Answer with a single number: the count of lines that include the string "Sowmya".

** Begin Provided records **

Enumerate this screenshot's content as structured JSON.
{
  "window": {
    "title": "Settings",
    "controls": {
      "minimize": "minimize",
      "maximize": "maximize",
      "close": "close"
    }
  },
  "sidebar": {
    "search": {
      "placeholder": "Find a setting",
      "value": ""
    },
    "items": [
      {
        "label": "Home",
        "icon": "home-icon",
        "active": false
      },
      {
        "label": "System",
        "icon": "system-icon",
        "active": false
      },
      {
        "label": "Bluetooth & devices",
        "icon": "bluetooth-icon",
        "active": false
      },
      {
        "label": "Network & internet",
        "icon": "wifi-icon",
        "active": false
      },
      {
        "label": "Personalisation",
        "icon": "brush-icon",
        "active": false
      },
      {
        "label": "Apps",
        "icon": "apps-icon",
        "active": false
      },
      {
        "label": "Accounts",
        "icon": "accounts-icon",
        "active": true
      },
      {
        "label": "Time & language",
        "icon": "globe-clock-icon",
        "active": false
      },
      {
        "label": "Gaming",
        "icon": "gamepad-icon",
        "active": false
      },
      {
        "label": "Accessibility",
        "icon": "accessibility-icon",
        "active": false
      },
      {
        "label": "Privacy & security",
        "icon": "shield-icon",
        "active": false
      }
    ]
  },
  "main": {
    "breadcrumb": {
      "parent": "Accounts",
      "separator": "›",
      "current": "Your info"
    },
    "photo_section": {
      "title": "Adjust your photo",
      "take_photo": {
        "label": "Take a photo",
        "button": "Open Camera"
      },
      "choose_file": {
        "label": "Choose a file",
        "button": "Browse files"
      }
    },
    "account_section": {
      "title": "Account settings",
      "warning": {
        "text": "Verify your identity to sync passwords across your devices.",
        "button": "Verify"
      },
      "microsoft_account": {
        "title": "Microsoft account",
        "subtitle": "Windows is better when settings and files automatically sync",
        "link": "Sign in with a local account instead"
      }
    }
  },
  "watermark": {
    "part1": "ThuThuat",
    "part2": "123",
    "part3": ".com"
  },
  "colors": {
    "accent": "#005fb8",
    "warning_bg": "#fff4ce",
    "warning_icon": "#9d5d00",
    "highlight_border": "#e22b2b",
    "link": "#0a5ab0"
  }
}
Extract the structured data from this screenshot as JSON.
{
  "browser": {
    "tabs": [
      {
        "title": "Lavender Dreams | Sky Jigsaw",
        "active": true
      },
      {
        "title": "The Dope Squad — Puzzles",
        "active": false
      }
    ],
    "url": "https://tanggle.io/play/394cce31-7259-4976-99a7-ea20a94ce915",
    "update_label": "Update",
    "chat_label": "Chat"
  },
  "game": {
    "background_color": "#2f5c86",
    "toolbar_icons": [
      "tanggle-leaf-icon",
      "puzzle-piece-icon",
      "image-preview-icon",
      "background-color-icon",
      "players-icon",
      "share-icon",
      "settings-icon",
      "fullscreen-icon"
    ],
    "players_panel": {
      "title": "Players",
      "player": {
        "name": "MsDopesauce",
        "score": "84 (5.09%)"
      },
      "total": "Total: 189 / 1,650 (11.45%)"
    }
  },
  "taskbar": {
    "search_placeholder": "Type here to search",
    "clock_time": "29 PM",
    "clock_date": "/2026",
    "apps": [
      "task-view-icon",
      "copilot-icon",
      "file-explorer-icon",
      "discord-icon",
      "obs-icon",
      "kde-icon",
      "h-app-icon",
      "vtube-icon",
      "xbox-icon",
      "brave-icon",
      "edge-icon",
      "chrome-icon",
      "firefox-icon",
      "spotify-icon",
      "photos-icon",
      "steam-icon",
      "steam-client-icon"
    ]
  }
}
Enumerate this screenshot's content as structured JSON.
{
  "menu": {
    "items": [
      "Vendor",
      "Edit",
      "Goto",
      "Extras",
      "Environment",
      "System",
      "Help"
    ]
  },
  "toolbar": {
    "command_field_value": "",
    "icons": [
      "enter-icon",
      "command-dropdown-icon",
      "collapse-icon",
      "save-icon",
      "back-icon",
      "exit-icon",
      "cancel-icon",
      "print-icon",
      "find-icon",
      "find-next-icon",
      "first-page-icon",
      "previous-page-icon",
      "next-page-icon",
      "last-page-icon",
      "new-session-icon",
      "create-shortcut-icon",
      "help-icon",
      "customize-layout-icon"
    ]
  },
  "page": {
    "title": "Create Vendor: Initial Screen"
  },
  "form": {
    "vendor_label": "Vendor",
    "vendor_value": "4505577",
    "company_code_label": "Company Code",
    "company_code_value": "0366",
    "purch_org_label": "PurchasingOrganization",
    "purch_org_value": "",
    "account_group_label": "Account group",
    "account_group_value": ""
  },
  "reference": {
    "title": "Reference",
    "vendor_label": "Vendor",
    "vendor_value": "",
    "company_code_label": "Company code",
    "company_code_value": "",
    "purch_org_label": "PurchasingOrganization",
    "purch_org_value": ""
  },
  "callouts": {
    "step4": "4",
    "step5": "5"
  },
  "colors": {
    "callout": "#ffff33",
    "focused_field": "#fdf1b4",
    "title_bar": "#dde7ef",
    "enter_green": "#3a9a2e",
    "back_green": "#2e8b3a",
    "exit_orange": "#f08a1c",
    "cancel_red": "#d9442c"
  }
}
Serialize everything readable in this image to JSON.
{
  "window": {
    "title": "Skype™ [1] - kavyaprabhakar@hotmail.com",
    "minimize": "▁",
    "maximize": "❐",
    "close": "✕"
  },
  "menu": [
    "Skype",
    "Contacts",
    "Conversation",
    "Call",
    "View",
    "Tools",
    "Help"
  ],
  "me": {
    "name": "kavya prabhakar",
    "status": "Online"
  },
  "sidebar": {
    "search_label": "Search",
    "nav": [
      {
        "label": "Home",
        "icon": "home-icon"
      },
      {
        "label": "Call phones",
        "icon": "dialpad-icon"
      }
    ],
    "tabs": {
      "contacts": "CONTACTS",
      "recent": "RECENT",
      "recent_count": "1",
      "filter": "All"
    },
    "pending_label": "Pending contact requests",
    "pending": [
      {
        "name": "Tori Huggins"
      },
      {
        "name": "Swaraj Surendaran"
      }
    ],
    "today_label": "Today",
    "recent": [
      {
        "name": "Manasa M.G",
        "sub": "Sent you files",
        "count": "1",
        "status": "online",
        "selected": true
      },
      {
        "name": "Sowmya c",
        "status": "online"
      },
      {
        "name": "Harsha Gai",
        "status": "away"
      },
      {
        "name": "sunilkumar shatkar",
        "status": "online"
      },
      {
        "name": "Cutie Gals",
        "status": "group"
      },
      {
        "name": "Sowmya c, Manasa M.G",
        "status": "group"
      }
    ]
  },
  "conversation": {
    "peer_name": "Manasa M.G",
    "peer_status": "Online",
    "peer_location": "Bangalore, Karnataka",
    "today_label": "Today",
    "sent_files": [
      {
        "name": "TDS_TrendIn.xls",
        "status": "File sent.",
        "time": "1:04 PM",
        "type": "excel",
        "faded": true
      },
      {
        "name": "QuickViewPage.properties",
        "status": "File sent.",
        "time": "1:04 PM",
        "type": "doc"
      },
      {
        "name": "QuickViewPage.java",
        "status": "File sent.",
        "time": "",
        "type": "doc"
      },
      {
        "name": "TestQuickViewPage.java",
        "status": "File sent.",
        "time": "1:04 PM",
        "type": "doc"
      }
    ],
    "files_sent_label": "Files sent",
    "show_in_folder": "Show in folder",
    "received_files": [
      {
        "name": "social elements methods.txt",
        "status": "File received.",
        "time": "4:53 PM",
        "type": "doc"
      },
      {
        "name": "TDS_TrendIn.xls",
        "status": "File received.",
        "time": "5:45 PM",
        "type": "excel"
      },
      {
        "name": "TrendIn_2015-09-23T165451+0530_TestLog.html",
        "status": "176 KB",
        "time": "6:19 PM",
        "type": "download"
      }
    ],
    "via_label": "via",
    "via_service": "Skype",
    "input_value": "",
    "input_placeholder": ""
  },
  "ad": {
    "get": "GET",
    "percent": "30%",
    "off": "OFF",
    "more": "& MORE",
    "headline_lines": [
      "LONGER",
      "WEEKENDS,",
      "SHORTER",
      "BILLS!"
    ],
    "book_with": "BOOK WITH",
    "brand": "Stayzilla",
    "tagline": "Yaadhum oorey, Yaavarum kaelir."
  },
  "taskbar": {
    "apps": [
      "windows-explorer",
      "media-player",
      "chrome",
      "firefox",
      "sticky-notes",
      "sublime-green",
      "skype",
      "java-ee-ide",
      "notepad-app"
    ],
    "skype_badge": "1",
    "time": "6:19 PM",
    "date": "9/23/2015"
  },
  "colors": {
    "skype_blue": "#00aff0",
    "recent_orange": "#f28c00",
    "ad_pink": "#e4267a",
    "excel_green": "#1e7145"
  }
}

** End Provided records **

Correct result:
2